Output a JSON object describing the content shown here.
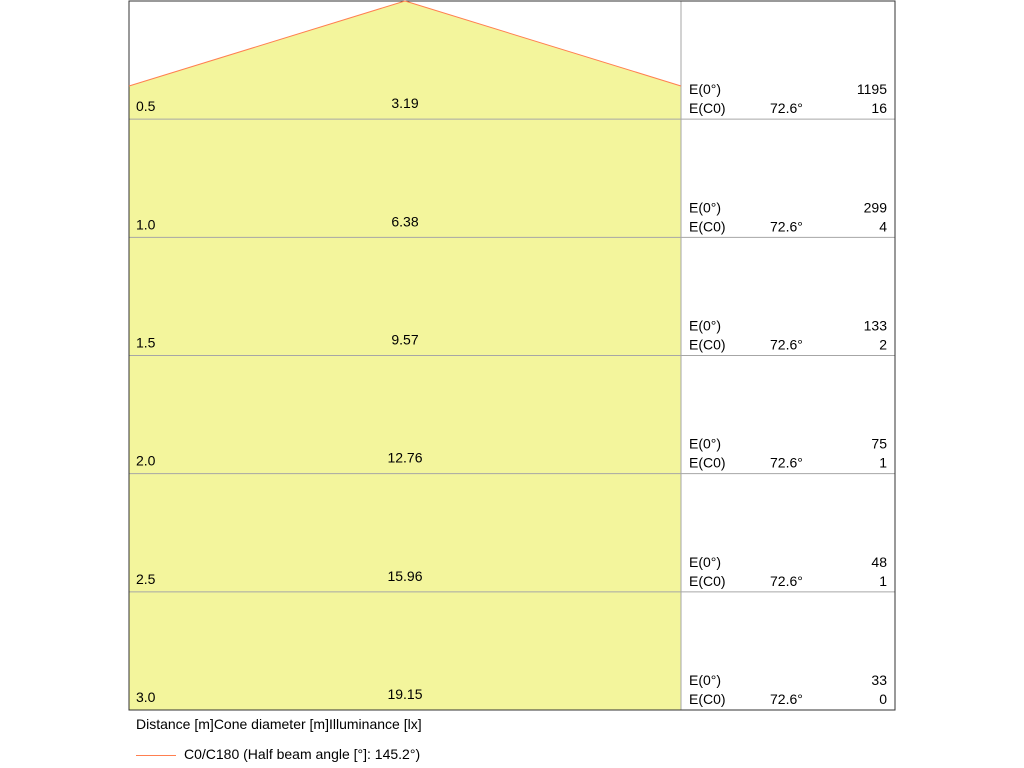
{
  "chart_data": {
    "type": "cone-diagram",
    "columns": {
      "distance": "Distance [m]",
      "cone": "Cone diameter [m]",
      "illuminance": "Illuminance [lx]"
    },
    "series_name": "C0/C180 (Half beam angle [°]: 145.2°)",
    "series_color": "#ff7f50",
    "fill_color": "#f3f59c",
    "rows": [
      {
        "distance": "0.5",
        "diameter": "3.19",
        "e0_label": "E(0°)",
        "e0": "1195",
        "ec_label": "E(C0)",
        "angle": "72.6°",
        "ec": "16"
      },
      {
        "distance": "1.0",
        "diameter": "6.38",
        "e0_label": "E(0°)",
        "e0": "299",
        "ec_label": "E(C0)",
        "angle": "72.6°",
        "ec": "4"
      },
      {
        "distance": "1.5",
        "diameter": "9.57",
        "e0_label": "E(0°)",
        "e0": "133",
        "ec_label": "E(C0)",
        "angle": "72.6°",
        "ec": "2"
      },
      {
        "distance": "2.0",
        "diameter": "12.76",
        "e0_label": "E(0°)",
        "e0": "75",
        "ec_label": "E(C0)",
        "angle": "72.6°",
        "ec": "1"
      },
      {
        "distance": "2.5",
        "diameter": "15.96",
        "e0_label": "E(0°)",
        "e0": "48",
        "ec_label": "E(C0)",
        "angle": "72.6°",
        "ec": "1"
      },
      {
        "distance": "3.0",
        "diameter": "19.15",
        "e0_label": "E(0°)",
        "e0": "33",
        "ec_label": "E(C0)",
        "angle": "72.6°",
        "ec": "0"
      }
    ]
  }
}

> _What is asked_
Using the material above, return every line exactly as it appears, minus the pictures.

> _Correct output_
Output a JSON object describing the content shown here.
{
  "chart_data": {
    "type": "cone-diagram",
    "columns": {
      "distance": "Distance [m]",
      "cone": "Cone diameter [m]",
      "illuminance": "Illuminance [lx]"
    },
    "series_name": "C0/C180 (Half beam angle [°]: 145.2°)",
    "series_color": "#ff7f50",
    "fill_color": "#f3f59c",
    "rows": [
      {
        "distance": "0.5",
        "diameter": "3.19",
        "e0_label": "E(0°)",
        "e0": "1195",
        "ec_label": "E(C0)",
        "angle": "72.6°",
        "ec": "16"
      },
      {
        "distance": "1.0",
        "diameter": "6.38",
        "e0_label": "E(0°)",
        "e0": "299",
        "ec_label": "E(C0)",
        "angle": "72.6°",
        "ec": "4"
      },
      {
        "distance": "1.5",
        "diameter": "9.57",
        "e0_label": "E(0°)",
        "e0": "133",
        "ec_label": "E(C0)",
        "angle": "72.6°",
        "ec": "2"
      },
      {
        "distance": "2.0",
        "diameter": "12.76",
        "e0_label": "E(0°)",
        "e0": "75",
        "ec_label": "E(C0)",
        "angle": "72.6°",
        "ec": "1"
      },
      {
        "distance": "2.5",
        "diameter": "15.96",
        "e0_label": "E(0°)",
        "e0": "48",
        "ec_label": "E(C0)",
        "angle": "72.6°",
        "ec": "1"
      },
      {
        "distance": "3.0",
        "diameter": "19.15",
        "e0_label": "E(0°)",
        "e0": "33",
        "ec_label": "E(C0)",
        "angle": "72.6°",
        "ec": "0"
      }
    ]
  }
}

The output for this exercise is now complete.